→ What is required
Copy each of the following entries verbatim, line for line.

→ Records for processing
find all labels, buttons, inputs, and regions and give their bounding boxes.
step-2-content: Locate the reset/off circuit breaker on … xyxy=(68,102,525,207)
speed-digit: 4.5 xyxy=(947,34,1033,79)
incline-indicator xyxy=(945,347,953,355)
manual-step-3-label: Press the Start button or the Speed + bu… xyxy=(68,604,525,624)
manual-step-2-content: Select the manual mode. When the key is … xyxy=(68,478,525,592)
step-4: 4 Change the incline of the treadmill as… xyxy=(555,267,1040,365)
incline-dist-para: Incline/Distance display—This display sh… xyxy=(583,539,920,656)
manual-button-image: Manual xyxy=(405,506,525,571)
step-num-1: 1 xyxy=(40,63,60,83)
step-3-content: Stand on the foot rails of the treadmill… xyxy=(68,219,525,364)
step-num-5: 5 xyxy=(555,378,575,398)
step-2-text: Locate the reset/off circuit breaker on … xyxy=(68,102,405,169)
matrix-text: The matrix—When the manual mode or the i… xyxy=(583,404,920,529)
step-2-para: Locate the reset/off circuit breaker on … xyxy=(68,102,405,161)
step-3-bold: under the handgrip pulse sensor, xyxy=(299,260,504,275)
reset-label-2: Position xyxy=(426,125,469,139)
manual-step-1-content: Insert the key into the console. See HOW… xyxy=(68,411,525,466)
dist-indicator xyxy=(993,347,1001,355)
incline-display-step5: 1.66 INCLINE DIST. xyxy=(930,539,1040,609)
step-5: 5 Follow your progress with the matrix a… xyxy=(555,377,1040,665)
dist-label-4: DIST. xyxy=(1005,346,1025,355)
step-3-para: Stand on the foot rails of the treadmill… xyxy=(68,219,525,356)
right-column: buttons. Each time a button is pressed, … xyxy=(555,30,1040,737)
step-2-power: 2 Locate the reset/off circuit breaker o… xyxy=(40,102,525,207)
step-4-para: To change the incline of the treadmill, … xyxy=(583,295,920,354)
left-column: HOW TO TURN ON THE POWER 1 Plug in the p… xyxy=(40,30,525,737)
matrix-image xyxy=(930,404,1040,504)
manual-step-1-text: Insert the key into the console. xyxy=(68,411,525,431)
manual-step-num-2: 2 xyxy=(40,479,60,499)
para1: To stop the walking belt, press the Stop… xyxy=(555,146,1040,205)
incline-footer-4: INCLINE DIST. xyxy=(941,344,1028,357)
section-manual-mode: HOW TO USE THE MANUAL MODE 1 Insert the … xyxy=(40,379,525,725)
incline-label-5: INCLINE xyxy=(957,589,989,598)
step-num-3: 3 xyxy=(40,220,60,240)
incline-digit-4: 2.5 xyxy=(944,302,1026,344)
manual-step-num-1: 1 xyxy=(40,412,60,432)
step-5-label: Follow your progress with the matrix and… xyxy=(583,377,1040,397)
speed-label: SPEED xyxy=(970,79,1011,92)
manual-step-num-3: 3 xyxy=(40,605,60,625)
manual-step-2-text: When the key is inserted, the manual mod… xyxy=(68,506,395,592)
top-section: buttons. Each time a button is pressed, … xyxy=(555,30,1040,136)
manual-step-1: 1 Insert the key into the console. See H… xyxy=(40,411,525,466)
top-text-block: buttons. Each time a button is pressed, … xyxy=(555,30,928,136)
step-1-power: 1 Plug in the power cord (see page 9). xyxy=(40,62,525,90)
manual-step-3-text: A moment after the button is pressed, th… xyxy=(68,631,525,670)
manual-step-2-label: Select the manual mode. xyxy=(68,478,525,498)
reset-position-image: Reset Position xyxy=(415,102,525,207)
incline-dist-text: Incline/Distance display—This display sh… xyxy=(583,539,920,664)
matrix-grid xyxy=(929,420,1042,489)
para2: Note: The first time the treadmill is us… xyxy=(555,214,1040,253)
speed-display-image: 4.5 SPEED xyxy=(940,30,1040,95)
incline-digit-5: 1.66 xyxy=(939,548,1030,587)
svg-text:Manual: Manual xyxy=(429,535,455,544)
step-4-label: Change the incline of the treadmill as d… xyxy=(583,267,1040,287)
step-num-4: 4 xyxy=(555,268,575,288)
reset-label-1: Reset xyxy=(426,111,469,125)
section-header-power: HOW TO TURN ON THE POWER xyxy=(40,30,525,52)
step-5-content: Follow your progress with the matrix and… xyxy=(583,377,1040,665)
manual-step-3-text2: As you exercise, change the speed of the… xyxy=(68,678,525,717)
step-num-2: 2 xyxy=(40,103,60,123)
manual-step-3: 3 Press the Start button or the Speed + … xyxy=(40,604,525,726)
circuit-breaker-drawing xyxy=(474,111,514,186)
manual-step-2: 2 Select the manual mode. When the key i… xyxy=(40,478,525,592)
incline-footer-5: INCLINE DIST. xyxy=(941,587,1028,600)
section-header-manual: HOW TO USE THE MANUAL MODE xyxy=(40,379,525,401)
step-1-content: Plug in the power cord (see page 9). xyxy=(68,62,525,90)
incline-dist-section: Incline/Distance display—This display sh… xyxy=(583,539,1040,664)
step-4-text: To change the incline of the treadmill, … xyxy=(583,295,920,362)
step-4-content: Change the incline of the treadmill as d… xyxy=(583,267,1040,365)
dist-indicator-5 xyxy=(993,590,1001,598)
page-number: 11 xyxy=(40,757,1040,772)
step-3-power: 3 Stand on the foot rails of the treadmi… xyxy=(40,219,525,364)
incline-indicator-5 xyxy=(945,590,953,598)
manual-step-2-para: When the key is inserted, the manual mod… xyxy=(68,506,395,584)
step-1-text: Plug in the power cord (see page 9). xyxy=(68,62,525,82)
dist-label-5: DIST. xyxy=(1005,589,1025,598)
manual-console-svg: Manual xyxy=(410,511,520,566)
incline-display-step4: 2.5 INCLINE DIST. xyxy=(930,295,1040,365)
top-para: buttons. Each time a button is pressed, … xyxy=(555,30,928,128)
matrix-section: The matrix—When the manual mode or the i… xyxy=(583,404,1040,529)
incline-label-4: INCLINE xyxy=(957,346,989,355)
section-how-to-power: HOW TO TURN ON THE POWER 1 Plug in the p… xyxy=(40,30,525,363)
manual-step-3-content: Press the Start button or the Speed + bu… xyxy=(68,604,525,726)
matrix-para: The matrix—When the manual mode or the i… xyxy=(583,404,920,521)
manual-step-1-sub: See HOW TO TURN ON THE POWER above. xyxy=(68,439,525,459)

→ Complete answer
find all labels, buttons, inputs, and regions and give their bounding boxes.
step-2-content: Locate the reset/off circuit breaker on … xyxy=(68,102,525,207)
speed-digit: 4.5 xyxy=(947,34,1033,79)
incline-indicator xyxy=(945,347,953,355)
manual-step-3-label: Press the Start button or the Speed + bu… xyxy=(68,604,525,624)
manual-step-2-content: Select the manual mode. When the key is … xyxy=(68,478,525,592)
step-4: 4 Change the incline of the treadmill as… xyxy=(555,267,1040,365)
incline-dist-para: Incline/Distance display—This display sh… xyxy=(583,539,920,656)
manual-button-image: Manual xyxy=(405,506,525,571)
step-num-1: 1 xyxy=(40,63,60,83)
step-3-content: Stand on the foot rails of the treadmill… xyxy=(68,219,525,364)
step-num-5: 5 xyxy=(555,378,575,398)
step-2-text: Locate the reset/off circuit breaker on … xyxy=(68,102,405,169)
matrix-text: The matrix—When the manual mode or the i… xyxy=(583,404,920,529)
step-2-para: Locate the reset/off circuit breaker on … xyxy=(68,102,405,161)
step-3-bold: under the handgrip pulse sensor, xyxy=(299,260,504,275)
reset-label-2: Position xyxy=(426,125,469,139)
manual-step-1-content: Insert the key into the console. See HOW… xyxy=(68,411,525,466)
dist-indicator xyxy=(993,347,1001,355)
incline-display-step5: 1.66 INCLINE DIST. xyxy=(930,539,1040,609)
step-5: 5 Follow your progress with the matrix a… xyxy=(555,377,1040,665)
dist-label-4: DIST. xyxy=(1005,346,1025,355)
step-3-para: Stand on the foot rails of the treadmill… xyxy=(68,219,525,356)
right-column: buttons. Each time a button is pressed, … xyxy=(555,30,1040,737)
step-2-power: 2 Locate the reset/off circuit breaker o… xyxy=(40,102,525,207)
step-4-para: To change the incline of the treadmill, … xyxy=(583,295,920,354)
left-column: HOW TO TURN ON THE POWER 1 Plug in the p… xyxy=(40,30,525,737)
matrix-image xyxy=(930,404,1040,504)
manual-step-1-text: Insert the key into the console. xyxy=(68,411,525,431)
manual-step-num-2: 2 xyxy=(40,479,60,499)
para1: To stop the walking belt, press the Stop… xyxy=(555,146,1040,205)
incline-footer-4: INCLINE DIST. xyxy=(941,344,1028,357)
section-manual-mode: HOW TO USE THE MANUAL MODE 1 Insert the … xyxy=(40,379,525,725)
incline-label-5: INCLINE xyxy=(957,589,989,598)
step-num-3: 3 xyxy=(40,220,60,240)
incline-digit-4: 2.5 xyxy=(944,302,1026,344)
manual-step-num-1: 1 xyxy=(40,412,60,432)
step-5-label: Follow your progress with the matrix and… xyxy=(583,377,1040,397)
speed-label: SPEED xyxy=(970,79,1011,92)
manual-step-num-3: 3 xyxy=(40,605,60,625)
manual-step-2-text: When the key is inserted, the manual mod… xyxy=(68,506,395,592)
top-section: buttons. Each time a button is pressed, … xyxy=(555,30,1040,136)
manual-step-1: 1 Insert the key into the console. See H… xyxy=(40,411,525,466)
top-text-block: buttons. Each time a button is pressed, … xyxy=(555,30,928,136)
step-1-power: 1 Plug in the power cord (see page 9). xyxy=(40,62,525,90)
manual-step-3-text: A moment after the button is pressed, th… xyxy=(68,631,525,670)
manual-step-2-label: Select the manual mode. xyxy=(68,478,525,498)
reset-position-image: Reset Position xyxy=(415,102,525,207)
incline-dist-text: Incline/Distance display—This display sh… xyxy=(583,539,920,664)
matrix-grid xyxy=(929,420,1042,489)
para2: Note: The first time the treadmill is us… xyxy=(555,214,1040,253)
speed-display-image: 4.5 SPEED xyxy=(940,30,1040,95)
incline-digit-5: 1.66 xyxy=(939,548,1030,587)
svg-text:Manual: Manual xyxy=(429,535,455,544)
step-4-label: Change the incline of the treadmill as d… xyxy=(583,267,1040,287)
step-num-4: 4 xyxy=(555,268,575,288)
reset-label-1: Reset xyxy=(426,111,469,125)
section-header-power: HOW TO TURN ON THE POWER xyxy=(40,30,525,52)
step-5-content: Follow your progress with the matrix and… xyxy=(583,377,1040,665)
manual-step-3-text2: As you exercise, change the speed of the… xyxy=(68,678,525,717)
step-num-2: 2 xyxy=(40,103,60,123)
manual-step-3: 3 Press the Start button or the Speed + … xyxy=(40,604,525,726)
circuit-breaker-drawing xyxy=(474,111,514,186)
manual-step-2: 2 Select the manual mode. When the key i… xyxy=(40,478,525,592)
incline-footer-5: INCLINE DIST. xyxy=(941,587,1028,600)
section-header-manual: HOW TO USE THE MANUAL MODE xyxy=(40,379,525,401)
step-1-content: Plug in the power cord (see page 9). xyxy=(68,62,525,90)
incline-dist-section: Incline/Distance display—This display sh… xyxy=(583,539,1040,664)
step-4-text: To change the incline of the treadmill, … xyxy=(583,295,920,362)
step-4-content: Change the incline of the treadmill as d… xyxy=(583,267,1040,365)
dist-indicator-5 xyxy=(993,590,1001,598)
page-number: 11 xyxy=(40,757,1040,772)
step-3-power: 3 Stand on the foot rails of the treadmi… xyxy=(40,219,525,364)
incline-indicator-5 xyxy=(945,590,953,598)
manual-step-2-para: When the key is inserted, the manual mod… xyxy=(68,506,395,584)
step-1-text: Plug in the power cord (see page 9). xyxy=(68,62,525,82)
dist-label-5: DIST. xyxy=(1005,589,1025,598)
manual-console-svg: Manual xyxy=(410,511,520,566)
incline-display-step4: 2.5 INCLINE DIST. xyxy=(930,295,1040,365)
top-para: buttons. Each time a button is pressed, … xyxy=(555,30,928,128)
matrix-section: The matrix—When the manual mode or the i… xyxy=(583,404,1040,529)
incline-label-4: INCLINE xyxy=(957,346,989,355)
section-how-to-power: HOW TO TURN ON THE POWER 1 Plug in the p… xyxy=(40,30,525,363)
manual-step-3-content: Press the Start button or the Speed + bu… xyxy=(68,604,525,726)
matrix-para: The matrix—When the manual mode or the i… xyxy=(583,404,920,521)
manual-step-1-sub: See HOW TO TURN ON THE POWER above. xyxy=(68,439,525,459)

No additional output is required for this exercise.